**** 文書抜粋 ****
なお、粘着剤組成物の配合には実施例1で用いた材料に加え、可塑剤として、フッコールプロセスオイルP100(富士興産製、分子量85、以下「P100」という)、粘着付与樹脂として、YSレジンSX−100(軟化点:100℃、スチレン系樹脂、ヤスハラケミカル社製、以下「SX−100」という)、および、パインクリスタルKE−311(軟化点:95℃、水添ロジンエステル系樹脂、荒川化学工業社製、以下、「KE−311」という)を用いた。得られた結果を表1に示す。
Figure 0006282500
実施例1〜実施例4では、ブロック共重合体および重合ロジンエステルを所定割合で配合しているため、いずれも油面に対する粘着力が10N/25mm以上の値となり、かつ、低いタック性が得られ、粘着シートを被着体に貼付する際の位置合わせが容易であった。
一方、可塑剤を用いた比較例1は、ボールタックが過度に高くなり、粘着シートを被着体に貼付する際の位置合わせが容易ではなかった。
また、重合ロジンエステルを用いなかった比較例2〜比較例4は、油面または非油面に対する所定の粘着力が得られなかったり、ボールタックが過度に高くなり、粘着シートを被着体に貼付する際の位置合わせが困難であったりするという結果が得られた。
本発明の油面貼付用粘着シートおよび油面貼付用粘着シートの製造方法によれば、
粘着剤層に、ブロック共重合体と、少なくとも重合ロジンエステルを含む粘着付与樹脂を用い、実質的に可塑剤を含まない粘着剤組成物を使用することにより、ボールタックが低いため、被着体表面が非油面であっても、油面であっても、貼り付ける際の位置合わせが容易であり、かつ、強固に貼り付けることができるようになった。
****
作業内容:
**1)** 油面貼付用粘着シートの文書について、次の問いに答えてください。
(a) KE−311の軟化点は何℃ですか。
(b) 実施例1〜実施例4では、油面に対する粘着力はいくつ以上の値になりましたか。
(c) 可塑剤を用いた比較例1では、ボールタックはどうなりましたか。
**2)** 油面貼付用粘着シートの文書を、最後の文のあとから続けて書いてください。
**** 抜粋データ ****
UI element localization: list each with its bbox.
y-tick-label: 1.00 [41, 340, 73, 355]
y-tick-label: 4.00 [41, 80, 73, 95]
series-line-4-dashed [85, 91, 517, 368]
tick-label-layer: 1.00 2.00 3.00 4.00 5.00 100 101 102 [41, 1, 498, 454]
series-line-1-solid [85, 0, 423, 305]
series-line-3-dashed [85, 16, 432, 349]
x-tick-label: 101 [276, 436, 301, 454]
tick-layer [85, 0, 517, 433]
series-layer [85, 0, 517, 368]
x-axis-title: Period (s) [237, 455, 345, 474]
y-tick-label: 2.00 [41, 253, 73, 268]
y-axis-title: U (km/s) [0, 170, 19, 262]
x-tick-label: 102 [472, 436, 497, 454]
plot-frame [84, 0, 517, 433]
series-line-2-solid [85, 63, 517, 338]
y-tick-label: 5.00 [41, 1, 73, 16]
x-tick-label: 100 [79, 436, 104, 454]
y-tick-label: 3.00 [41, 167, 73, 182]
****
解答例:
**1)**
(a) 95℃です。
(b) 10N/25mm以上です。
(c) 過度に高くなりました。

**2)**
したがって、本発明の油面貼付用粘着シートであれば、自動車等の車両用に用いられるマーキングフィルムやラベル等として各種部品に対し、表面が油面であっても、非油面であっても、好適に貼付することができる。
なお、本発明の油面貼付用粘着シートは、車両用以外の機械部品用、台所用品用としても好適に適用することができ、本発明と同様の効果を発揮することが期待される。
1,2,2´、2´´:油面貼付用粘着シート
10:基材
11:粘着剤層
12:剥離シート
13:金属層(アルミニウム蒸着層)
14:着色層
15:印刷層

Claims (9)

  1. 基材と、粘着剤層と、を含む油面貼付用粘着シートであって、
    前記粘着剤層が、下記(A)〜(C)成分を含む粘着剤組成物から構成されており、
    下記(A)〜(C)成分の配合量が、前記粘着剤組成物の全体量を100重量%としたときに、
    (A)ブロック共重合体:15〜85重量%
    (B)粘着付与樹脂:15〜85重量%
    (C)可塑剤:0または0よりは大きく、0.1重量%以下の値であり、
    かつ、
    前記(A)ブロック共重合体が、ABA型ブロック共重合体としてのスチレン・イソプレン・スチレンブロック共重合体(SIS)と、AB型ブロック共重合体としてのスチレン・イソプレンブロック共重合体(SI)と、の混合物であって、当該AB型ブロック共重合体の配合量が、ブロック共重合体の全体量に対して、30〜80重量%の値であり、
    さらに、前記(B)粘着付与樹脂が、少なくとも重合ロジンエステルを含むことを特徴とする油面貼付用粘着シート。
  2. 23℃におけるJIS Z 0237に準じて測定されるボールタックが3以下の値であることを特徴とする請求項1に記載の油面貼付用粘着シート。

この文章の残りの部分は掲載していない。